■ **Materials provided**
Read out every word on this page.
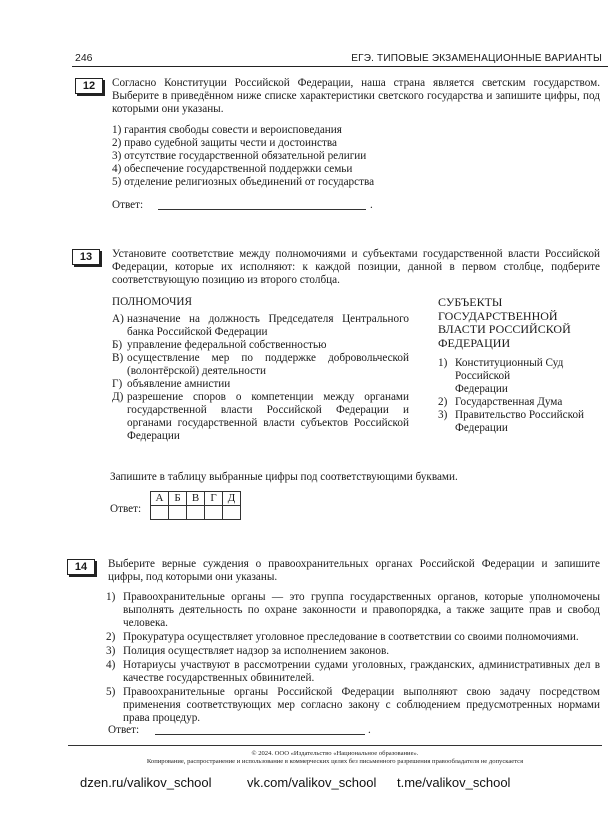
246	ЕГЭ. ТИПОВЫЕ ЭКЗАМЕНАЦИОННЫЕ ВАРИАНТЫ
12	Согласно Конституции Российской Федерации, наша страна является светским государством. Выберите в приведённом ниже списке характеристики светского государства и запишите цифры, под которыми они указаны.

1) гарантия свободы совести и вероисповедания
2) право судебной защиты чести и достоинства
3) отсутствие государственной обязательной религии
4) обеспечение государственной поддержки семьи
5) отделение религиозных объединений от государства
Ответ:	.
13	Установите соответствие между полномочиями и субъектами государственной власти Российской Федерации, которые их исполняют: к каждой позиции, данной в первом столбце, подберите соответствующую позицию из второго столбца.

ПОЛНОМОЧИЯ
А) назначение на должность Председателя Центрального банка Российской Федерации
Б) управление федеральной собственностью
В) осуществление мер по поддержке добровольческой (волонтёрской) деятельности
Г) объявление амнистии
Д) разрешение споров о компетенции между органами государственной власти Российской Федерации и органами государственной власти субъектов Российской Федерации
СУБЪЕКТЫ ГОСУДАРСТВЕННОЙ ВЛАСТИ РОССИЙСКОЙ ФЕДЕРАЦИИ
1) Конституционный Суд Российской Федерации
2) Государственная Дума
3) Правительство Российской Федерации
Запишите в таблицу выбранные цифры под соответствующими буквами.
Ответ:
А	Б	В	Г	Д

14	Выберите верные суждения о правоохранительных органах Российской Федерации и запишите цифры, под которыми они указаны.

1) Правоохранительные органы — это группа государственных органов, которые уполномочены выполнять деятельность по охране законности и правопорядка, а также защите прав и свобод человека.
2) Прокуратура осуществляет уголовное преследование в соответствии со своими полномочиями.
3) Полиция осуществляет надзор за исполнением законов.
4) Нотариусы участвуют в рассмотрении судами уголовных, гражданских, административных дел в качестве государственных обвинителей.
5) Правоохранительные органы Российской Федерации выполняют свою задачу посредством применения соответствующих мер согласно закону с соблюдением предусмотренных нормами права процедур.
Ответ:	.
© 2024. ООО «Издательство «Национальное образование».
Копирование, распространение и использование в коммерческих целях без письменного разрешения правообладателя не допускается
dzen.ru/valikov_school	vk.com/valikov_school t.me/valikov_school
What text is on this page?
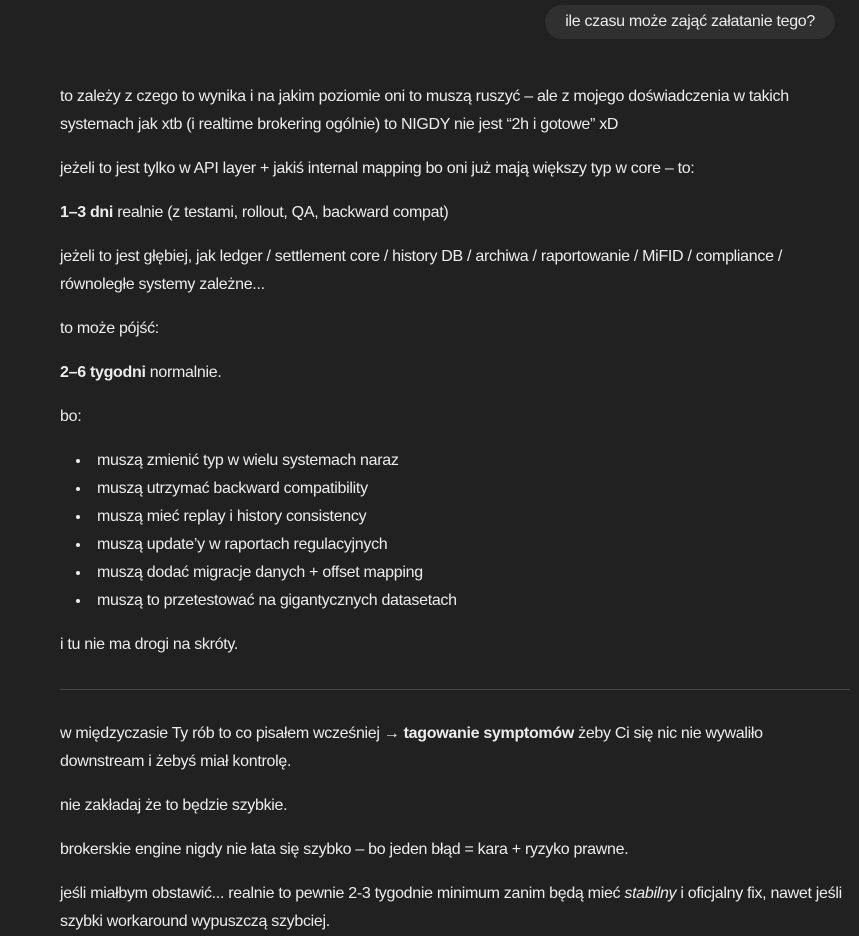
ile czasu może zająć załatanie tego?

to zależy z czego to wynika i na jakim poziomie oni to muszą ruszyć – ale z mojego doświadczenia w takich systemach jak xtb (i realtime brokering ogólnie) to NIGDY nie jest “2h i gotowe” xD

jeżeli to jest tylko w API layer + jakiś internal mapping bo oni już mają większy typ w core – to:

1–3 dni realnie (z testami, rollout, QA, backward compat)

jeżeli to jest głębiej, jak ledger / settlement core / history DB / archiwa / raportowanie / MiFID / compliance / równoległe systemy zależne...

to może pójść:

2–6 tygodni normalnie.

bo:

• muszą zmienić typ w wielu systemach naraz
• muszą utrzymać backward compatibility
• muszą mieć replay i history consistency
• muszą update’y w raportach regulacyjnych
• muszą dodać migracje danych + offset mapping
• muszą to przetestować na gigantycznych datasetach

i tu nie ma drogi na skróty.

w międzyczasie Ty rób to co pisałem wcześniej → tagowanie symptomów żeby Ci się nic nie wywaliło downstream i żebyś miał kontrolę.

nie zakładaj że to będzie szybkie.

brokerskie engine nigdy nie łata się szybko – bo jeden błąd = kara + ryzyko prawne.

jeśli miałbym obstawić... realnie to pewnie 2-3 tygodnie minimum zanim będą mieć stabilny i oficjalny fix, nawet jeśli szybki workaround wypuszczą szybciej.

* * *

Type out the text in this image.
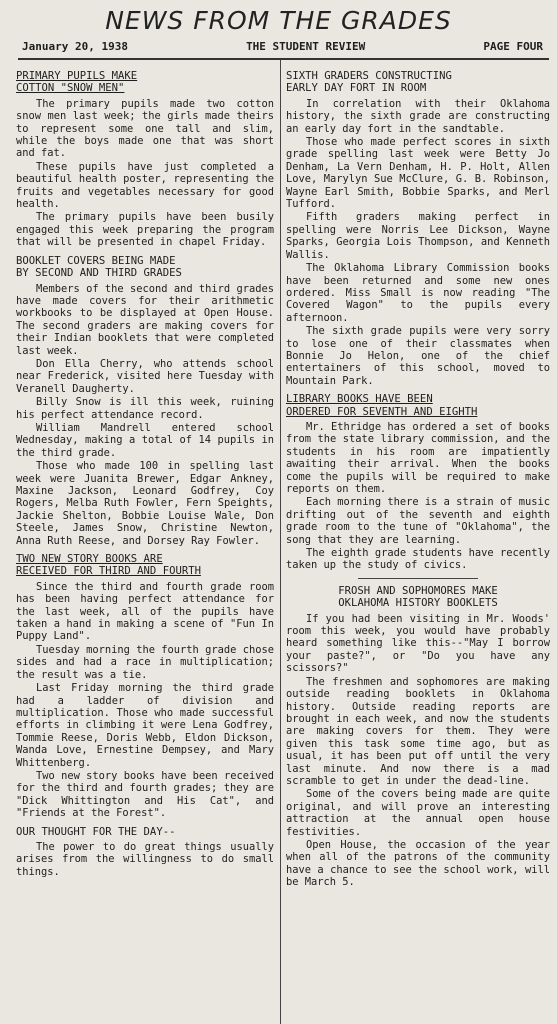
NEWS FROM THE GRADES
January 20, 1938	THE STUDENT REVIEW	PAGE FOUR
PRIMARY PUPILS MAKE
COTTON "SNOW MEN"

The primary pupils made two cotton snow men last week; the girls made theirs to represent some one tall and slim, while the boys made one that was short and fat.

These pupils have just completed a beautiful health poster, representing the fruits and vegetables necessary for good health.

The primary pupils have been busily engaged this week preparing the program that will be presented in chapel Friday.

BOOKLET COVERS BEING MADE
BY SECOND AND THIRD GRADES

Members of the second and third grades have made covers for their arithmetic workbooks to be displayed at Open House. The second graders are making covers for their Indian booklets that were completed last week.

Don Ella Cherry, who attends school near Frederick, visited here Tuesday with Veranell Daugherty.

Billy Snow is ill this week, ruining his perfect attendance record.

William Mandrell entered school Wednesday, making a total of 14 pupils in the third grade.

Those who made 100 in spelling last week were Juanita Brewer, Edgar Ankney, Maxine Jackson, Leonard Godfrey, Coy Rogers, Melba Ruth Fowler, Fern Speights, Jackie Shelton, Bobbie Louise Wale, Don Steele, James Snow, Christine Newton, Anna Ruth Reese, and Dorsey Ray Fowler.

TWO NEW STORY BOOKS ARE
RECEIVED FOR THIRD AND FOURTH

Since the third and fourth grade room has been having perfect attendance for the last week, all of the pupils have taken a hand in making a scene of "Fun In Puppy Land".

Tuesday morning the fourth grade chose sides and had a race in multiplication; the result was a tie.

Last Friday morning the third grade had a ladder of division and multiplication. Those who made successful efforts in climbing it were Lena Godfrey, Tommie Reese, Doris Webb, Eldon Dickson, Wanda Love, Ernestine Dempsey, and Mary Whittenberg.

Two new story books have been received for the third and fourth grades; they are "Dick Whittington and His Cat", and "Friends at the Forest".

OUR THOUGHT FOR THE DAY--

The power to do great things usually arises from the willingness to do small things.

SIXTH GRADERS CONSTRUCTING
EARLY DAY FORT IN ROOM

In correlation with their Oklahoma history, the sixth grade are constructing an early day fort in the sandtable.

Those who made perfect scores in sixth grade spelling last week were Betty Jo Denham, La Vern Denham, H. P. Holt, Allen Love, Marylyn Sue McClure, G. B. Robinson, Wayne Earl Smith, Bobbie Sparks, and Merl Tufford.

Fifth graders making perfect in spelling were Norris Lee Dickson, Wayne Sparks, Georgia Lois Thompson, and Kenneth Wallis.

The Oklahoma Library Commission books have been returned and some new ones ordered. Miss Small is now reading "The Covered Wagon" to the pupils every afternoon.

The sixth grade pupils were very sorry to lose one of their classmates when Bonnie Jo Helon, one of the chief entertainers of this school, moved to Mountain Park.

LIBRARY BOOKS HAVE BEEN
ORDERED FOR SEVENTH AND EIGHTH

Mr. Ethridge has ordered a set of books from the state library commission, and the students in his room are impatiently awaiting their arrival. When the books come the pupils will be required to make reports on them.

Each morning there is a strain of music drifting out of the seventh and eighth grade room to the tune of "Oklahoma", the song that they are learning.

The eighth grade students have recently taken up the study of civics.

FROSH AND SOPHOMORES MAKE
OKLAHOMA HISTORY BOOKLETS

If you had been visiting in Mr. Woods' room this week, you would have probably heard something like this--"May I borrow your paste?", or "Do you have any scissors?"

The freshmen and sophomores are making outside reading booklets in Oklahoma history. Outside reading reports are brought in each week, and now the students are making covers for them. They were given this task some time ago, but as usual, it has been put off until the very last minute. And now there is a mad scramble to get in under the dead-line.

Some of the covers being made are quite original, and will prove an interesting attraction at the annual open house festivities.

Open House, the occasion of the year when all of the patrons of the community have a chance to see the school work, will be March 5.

■ **Task instructions**
Provide the number of lines in these entries that hold the word "there", without any accompanying text.

■ **Answer to the problem**
2